*** EXCERPTED RECORDS
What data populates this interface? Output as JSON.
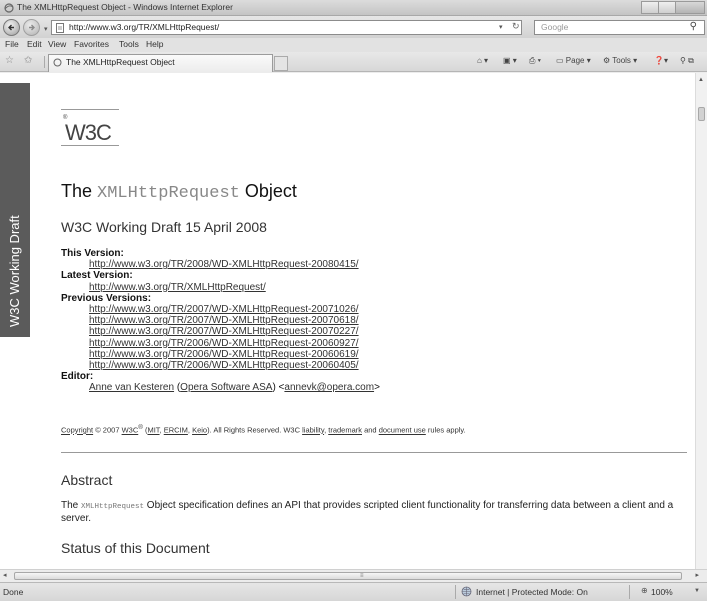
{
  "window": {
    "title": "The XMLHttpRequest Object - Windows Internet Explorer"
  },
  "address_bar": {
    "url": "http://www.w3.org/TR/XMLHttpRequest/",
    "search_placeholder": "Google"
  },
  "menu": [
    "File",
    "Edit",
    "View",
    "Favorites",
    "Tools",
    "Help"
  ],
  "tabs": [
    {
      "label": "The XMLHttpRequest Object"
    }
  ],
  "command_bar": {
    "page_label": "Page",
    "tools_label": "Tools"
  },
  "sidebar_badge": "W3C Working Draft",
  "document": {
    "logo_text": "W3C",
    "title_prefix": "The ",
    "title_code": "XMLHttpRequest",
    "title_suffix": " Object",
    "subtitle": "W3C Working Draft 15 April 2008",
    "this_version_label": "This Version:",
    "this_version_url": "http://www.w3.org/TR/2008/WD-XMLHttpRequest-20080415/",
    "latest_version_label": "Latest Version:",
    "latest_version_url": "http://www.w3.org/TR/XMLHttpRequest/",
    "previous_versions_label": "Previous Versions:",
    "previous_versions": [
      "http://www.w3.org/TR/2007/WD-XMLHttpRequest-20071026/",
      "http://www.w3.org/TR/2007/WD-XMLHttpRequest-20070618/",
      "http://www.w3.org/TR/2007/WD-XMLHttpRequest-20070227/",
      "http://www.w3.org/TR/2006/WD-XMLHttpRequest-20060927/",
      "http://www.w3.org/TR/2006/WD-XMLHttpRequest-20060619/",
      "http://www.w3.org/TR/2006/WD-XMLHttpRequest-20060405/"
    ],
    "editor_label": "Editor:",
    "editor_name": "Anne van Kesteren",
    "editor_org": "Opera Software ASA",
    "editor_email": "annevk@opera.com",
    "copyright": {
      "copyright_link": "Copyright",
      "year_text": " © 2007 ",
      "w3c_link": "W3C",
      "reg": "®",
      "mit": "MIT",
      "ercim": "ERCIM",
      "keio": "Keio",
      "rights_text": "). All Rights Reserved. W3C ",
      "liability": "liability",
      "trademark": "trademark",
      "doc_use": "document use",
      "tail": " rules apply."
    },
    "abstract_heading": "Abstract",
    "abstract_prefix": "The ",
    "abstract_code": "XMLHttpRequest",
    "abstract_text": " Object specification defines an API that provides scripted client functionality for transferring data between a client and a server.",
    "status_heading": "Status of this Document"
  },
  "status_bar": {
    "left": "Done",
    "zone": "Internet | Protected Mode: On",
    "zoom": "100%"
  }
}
******
SHORT TASK:
State how many lines in the entries above include the word "Object"; reply with the number alone.

SOLUTION TO THE EXERCISE:
4